[Dataset rows]
-- START --

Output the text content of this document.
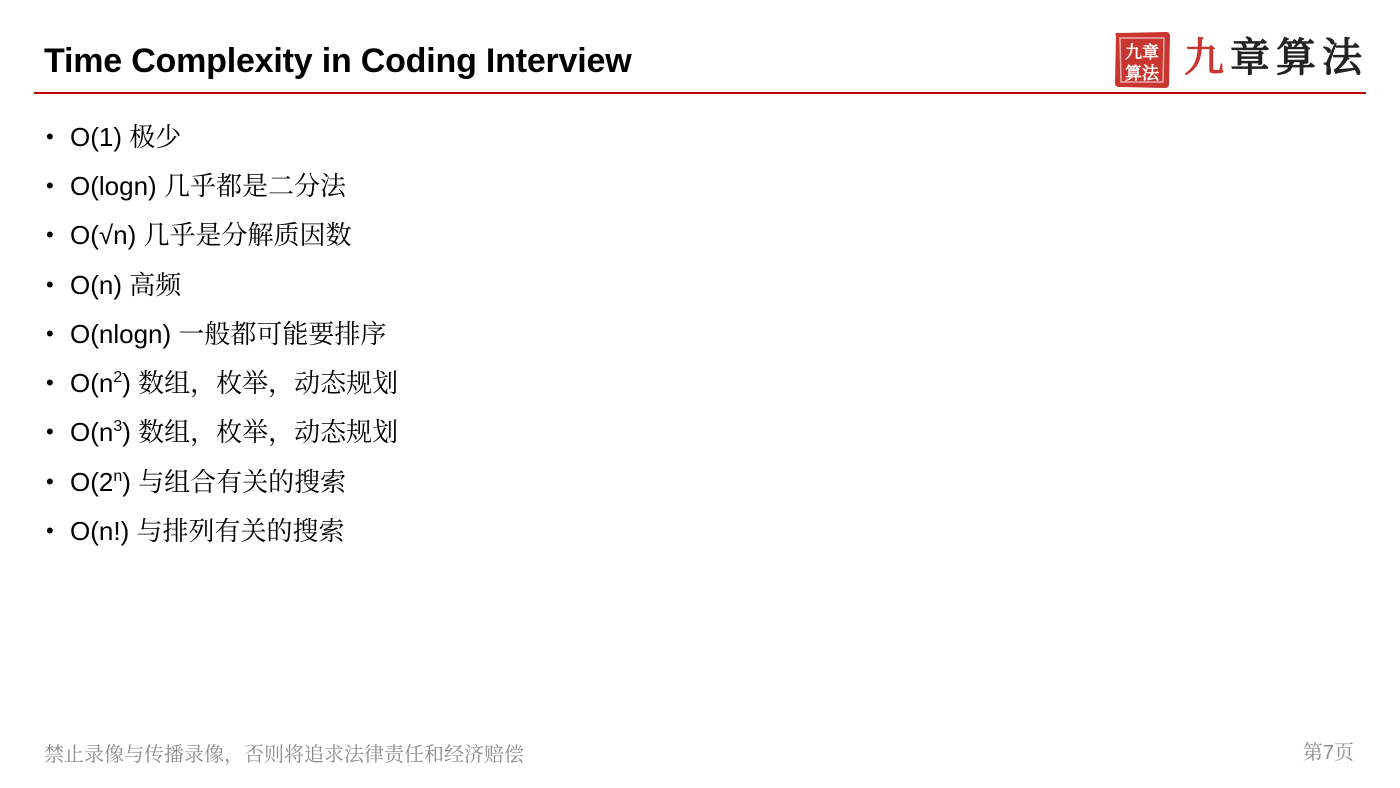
Time Complexity in Coding Interview	九章
算法 九章算法
• O(1)
极少
• O(logn)
几乎都是二分法
• O(√n)
几乎是分解质因数
• O(n)
高频
• O(nlogn)
一般都可能要排序
• $O(n^2)$
数组，枚举，动态规划
• $O(n^3)$
数组，枚举，动态规划
• O(2$^n$)
与组合有关的搜索
• O(n!)
与排列有关的搜索
禁止录像与传播录像，否则将追求法律责任和经济赔偿	第7页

-- END --

:: Problem ::
Repeat the material verbatim. Do not carry over any picture.

:: Correct output ::
Output the text content of this document.
Time Complexity in Coding Interview	九章
算法 九章算法
• O(1)
极少
• O(logn)
几乎都是二分法
• O(√n)
几乎是分解质因数
• O(n)
高频
• O(nlogn)
一般都可能要排序
• $O(n^2)$
数组，枚举，动态规划
• $O(n^3)$
数组，枚举，动态规划
• O(2$^n$)
与组合有关的搜索
• O(n!)
与排列有关的搜索
禁止录像与传播录像，否则将追求法律责任和经济赔偿	第7页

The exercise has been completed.